**Set problem**. Repeat the lines that follow, leaving nothing out.

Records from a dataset
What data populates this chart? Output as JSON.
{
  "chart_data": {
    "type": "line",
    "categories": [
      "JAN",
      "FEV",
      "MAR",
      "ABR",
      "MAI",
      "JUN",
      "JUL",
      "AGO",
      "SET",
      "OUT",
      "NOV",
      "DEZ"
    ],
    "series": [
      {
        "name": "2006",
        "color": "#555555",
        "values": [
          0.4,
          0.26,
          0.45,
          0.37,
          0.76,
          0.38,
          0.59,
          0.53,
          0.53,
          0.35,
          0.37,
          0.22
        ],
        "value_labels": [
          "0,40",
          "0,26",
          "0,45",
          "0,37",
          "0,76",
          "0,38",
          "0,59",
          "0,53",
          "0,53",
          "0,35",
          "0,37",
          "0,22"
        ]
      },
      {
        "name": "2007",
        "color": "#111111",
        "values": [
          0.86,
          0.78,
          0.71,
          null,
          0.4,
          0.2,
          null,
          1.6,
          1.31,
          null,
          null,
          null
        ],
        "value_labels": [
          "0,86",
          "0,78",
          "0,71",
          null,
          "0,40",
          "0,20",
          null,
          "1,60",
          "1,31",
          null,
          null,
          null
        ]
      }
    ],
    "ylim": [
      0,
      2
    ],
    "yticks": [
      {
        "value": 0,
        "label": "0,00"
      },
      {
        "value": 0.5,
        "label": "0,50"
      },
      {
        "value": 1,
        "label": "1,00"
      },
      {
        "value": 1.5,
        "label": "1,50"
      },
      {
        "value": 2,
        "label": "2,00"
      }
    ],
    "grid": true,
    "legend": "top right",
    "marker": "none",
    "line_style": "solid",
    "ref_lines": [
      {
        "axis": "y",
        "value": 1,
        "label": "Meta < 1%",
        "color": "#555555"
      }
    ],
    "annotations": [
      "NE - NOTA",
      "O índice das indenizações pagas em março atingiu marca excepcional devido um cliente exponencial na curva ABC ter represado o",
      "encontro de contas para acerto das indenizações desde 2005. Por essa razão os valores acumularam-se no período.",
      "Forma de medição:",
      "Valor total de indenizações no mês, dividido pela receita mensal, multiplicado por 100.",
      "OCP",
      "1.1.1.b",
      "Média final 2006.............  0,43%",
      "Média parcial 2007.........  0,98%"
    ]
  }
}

**Written solution**.
What data populates this chart? Output as JSON.
{
  "chart_data": {
    "type": "line",
    "categories": [
      "JAN",
      "FEV",
      "MAR",
      "ABR",
      "MAI",
      "JUN",
      "JUL",
      "AGO",
      "SET",
      "OUT",
      "NOV",
      "DEZ"
    ],
    "series": [
      {
        "name": "2006",
        "color": "#555555",
        "values": [
          0.4,
          0.26,
          0.45,
          0.37,
          0.76,
          0.38,
          0.59,
          0.53,
          0.53,
          0.35,
          0.37,
          0.22
        ],
        "value_labels": [
          "0,40",
          "0,26",
          "0,45",
          "0,37",
          "0,76",
          "0,38",
          "0,59",
          "0,53",
          "0,53",
          "0,35",
          "0,37",
          "0,22"
        ]
      },
      {
        "name": "2007",
        "color": "#111111",
        "values": [
          0.86,
          0.78,
          0.71,
          null,
          0.4,
          0.2,
          null,
          1.6,
          1.31,
          null,
          null,
          null
        ],
        "value_labels": [
          "0,86",
          "0,78",
          "0,71",
          null,
          "0,40",
          "0,20",
          null,
          "1,60",
          "1,31",
          null,
          null,
          null
        ]
      }
    ],
    "ylim": [
      0,
      2
    ],
    "yticks": [
      {
        "value": 0,
        "label": "0,00"
      },
      {
        "value": 0.5,
        "label": "0,50"
      },
      {
        "value": 1,
        "label": "1,00"
      },
      {
        "value": 1.5,
        "label": "1,50"
      },
      {
        "value": 2,
        "label": "2,00"
      }
    ],
    "grid": true,
    "legend": "top right",
    "marker": "none",
    "line_style": "solid",
    "ref_lines": [
      {
        "axis": "y",
        "value": 1,
        "label": "Meta < 1%",
        "color": "#555555"
      }
    ],
    "annotations": [
      "NE - NOTA",
      "O índice das indenizações pagas em março atingiu marca excepcional devido um cliente exponencial na curva ABC ter represado o",
      "encontro de contas para acerto das indenizações desde 2005. Por essa razão os valores acumularam-se no período.",
      "Forma de medição:",
      "Valor total de indenizações no mês, dividido pela receita mensal, multiplicado por 100.",
      "OCP",
      "1.1.1.b",
      "Média final 2006.............  0,43%",
      "Média parcial 2007.........  0,98%"
    ]
  }
}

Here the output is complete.